EXTRACTED MATERIAL:

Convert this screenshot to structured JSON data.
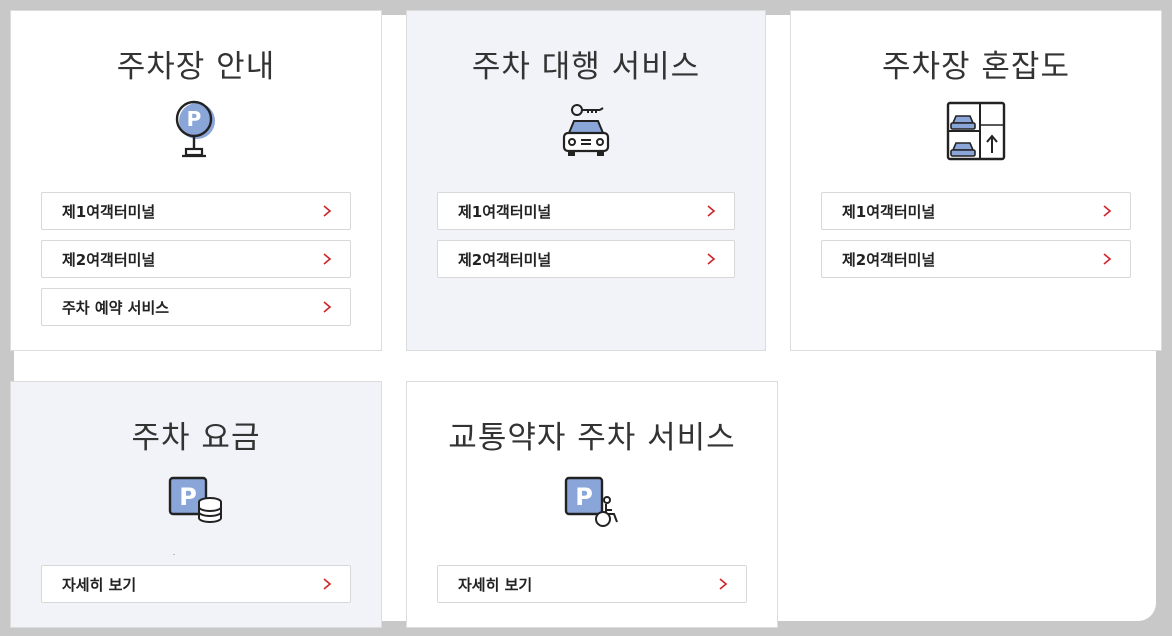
{
  "accent_color": "#d2232a",
  "icon_fill": "#8aa6d8",
  "cards": [
    {
      "title": "주차장 안내",
      "icon": "parking-sign-icon",
      "links": [
        "제1여객터미널",
        "제2여객터미널",
        "주차 예약 서비스"
      ]
    },
    {
      "title": "주차 대행 서비스",
      "icon": "valet-car-key-icon",
      "links": [
        "제1여객터미널",
        "제2여객터미널"
      ]
    },
    {
      "title": "주차장 혼잡도",
      "icon": "parking-congestion-icon",
      "links": [
        "제1여객터미널",
        "제2여객터미널"
      ]
    },
    {
      "title": "주차 요금",
      "icon": "parking-fee-icon",
      "links": [
        "자세히 보기"
      ]
    },
    {
      "title": "교통약자 주차 서비스",
      "icon": "accessible-parking-icon",
      "links": [
        "자세히 보기"
      ]
    }
  ]
}
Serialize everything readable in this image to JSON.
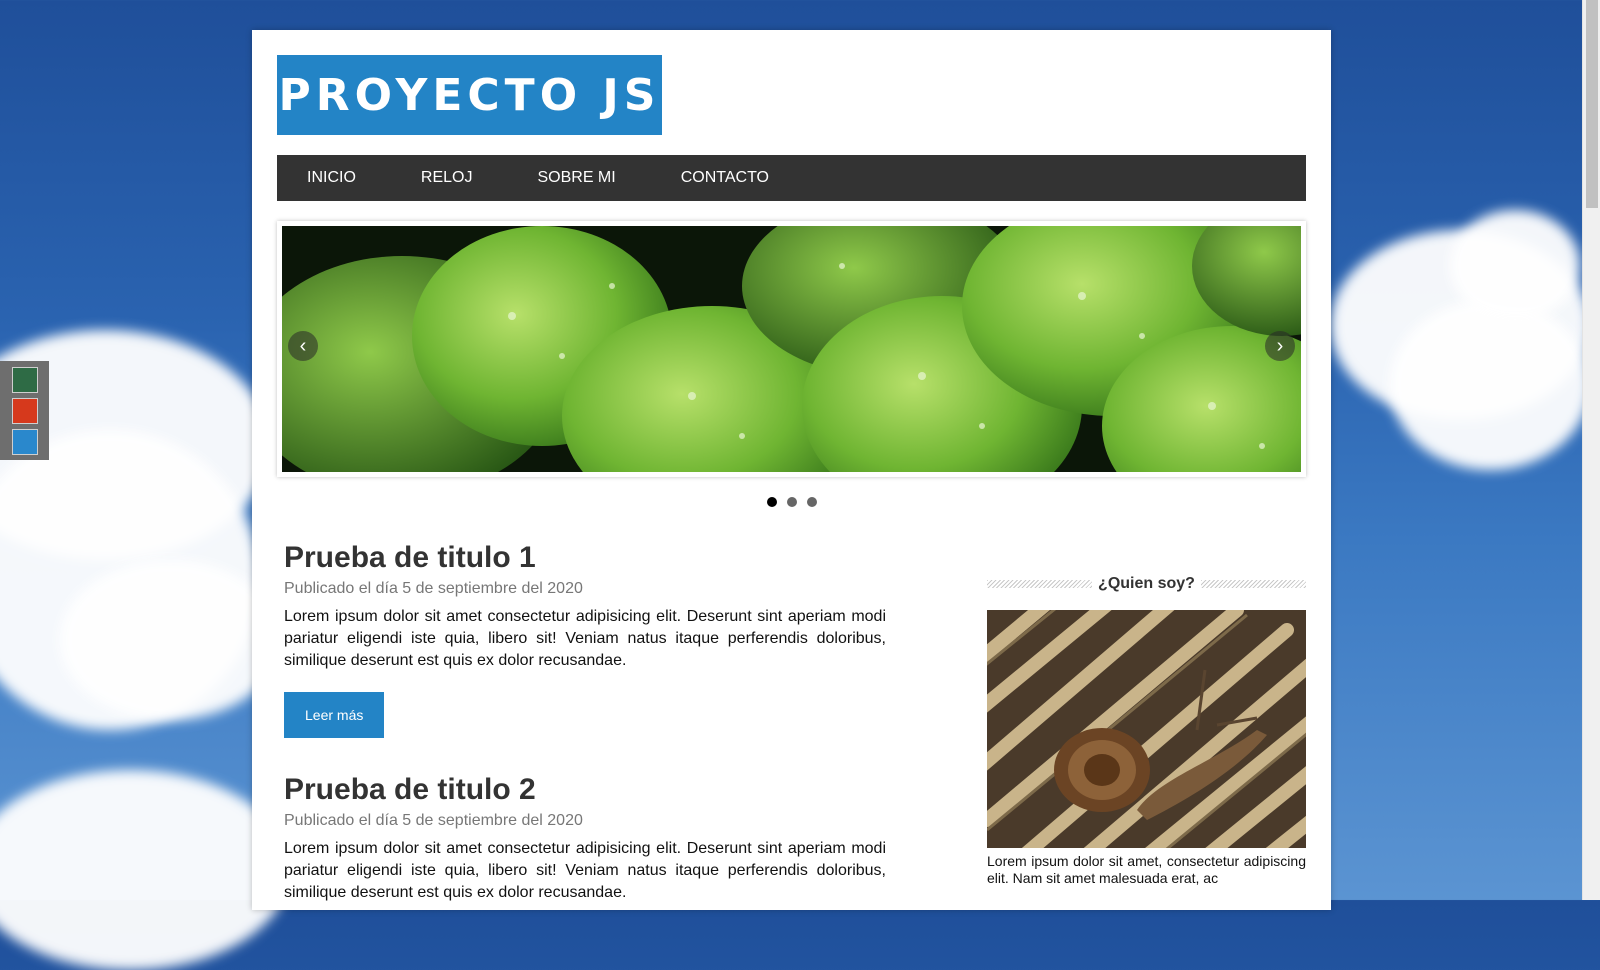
{
  "logo": {
    "text": "PROYECTO JS"
  },
  "nav": {
    "items": [
      "INICIO",
      "RELOJ",
      "SOBRE MI",
      "CONTACTO"
    ]
  },
  "slider": {
    "prev_icon": "chevron-left-icon",
    "next_icon": "chevron-right-icon",
    "dots": 3,
    "active_dot": 0
  },
  "theme_switcher": {
    "colors": [
      "#2e6b45",
      "#d6391c",
      "#2a88cc"
    ]
  },
  "articles": [
    {
      "title": "Prueba de titulo 1",
      "date": "Publicado el día 5 de septiembre del 2020",
      "body": "Lorem ipsum dolor sit amet consectetur adipisicing elit. Deserunt sint aperiam modi pariatur eligendi iste quia, libero sit! Veniam natus itaque perferendis doloribus, similique deserunt est quis ex dolor recusandae.",
      "button": "Leer más"
    },
    {
      "title": "Prueba de titulo 2",
      "date": "Publicado el día 5 de septiembre del 2020",
      "body": "Lorem ipsum dolor sit amet consectetur adipisicing elit. Deserunt sint aperiam modi pariatur eligendi iste quia, libero sit! Veniam natus itaque perferendis doloribus, similique deserunt est quis ex dolor recusandae."
    }
  ],
  "sidebar": {
    "title": "¿Quien soy?",
    "text": "Lorem ipsum dolor sit amet, consectetur adipiscing elit. Nam sit amet malesuada erat, ac"
  }
}
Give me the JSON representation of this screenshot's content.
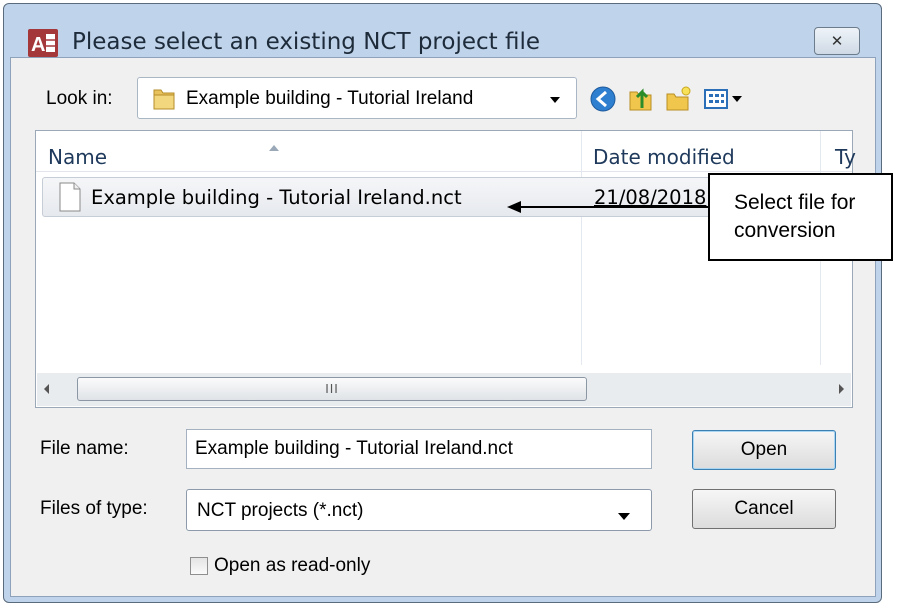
{
  "window": {
    "title": "Please select an existing NCT project file",
    "app_icon": "access-app-icon",
    "close_glyph": "✕"
  },
  "look_in": {
    "label": "Look in:",
    "value": "Example building - Tutorial Ireland",
    "icon": "folder-icon"
  },
  "toolbar": {
    "icons": [
      "back-icon",
      "up-folder-icon",
      "new-folder-icon",
      "view-menu-icon"
    ]
  },
  "file_list": {
    "columns": [
      "Name",
      "Date modified",
      "Ty"
    ],
    "rows": [
      {
        "name": "Example building - Tutorial Ireland.nct",
        "date": "21/08/2018"
      }
    ],
    "scroll_grip": "III"
  },
  "file_name": {
    "label": "File name:",
    "value": "Example building - Tutorial Ireland.nct"
  },
  "file_type": {
    "label": "Files of type:",
    "value": "NCT projects (*.nct)"
  },
  "buttons": {
    "open": "Open",
    "cancel": "Cancel"
  },
  "read_only": {
    "label": "Open as read-only",
    "checked": false
  },
  "annotation": {
    "text": "Select file for conversion"
  }
}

YOUR INSTRUCTIONS:
Report only how many lines of the listing hold the word "Ireland".

RIGHT ANSWER:
3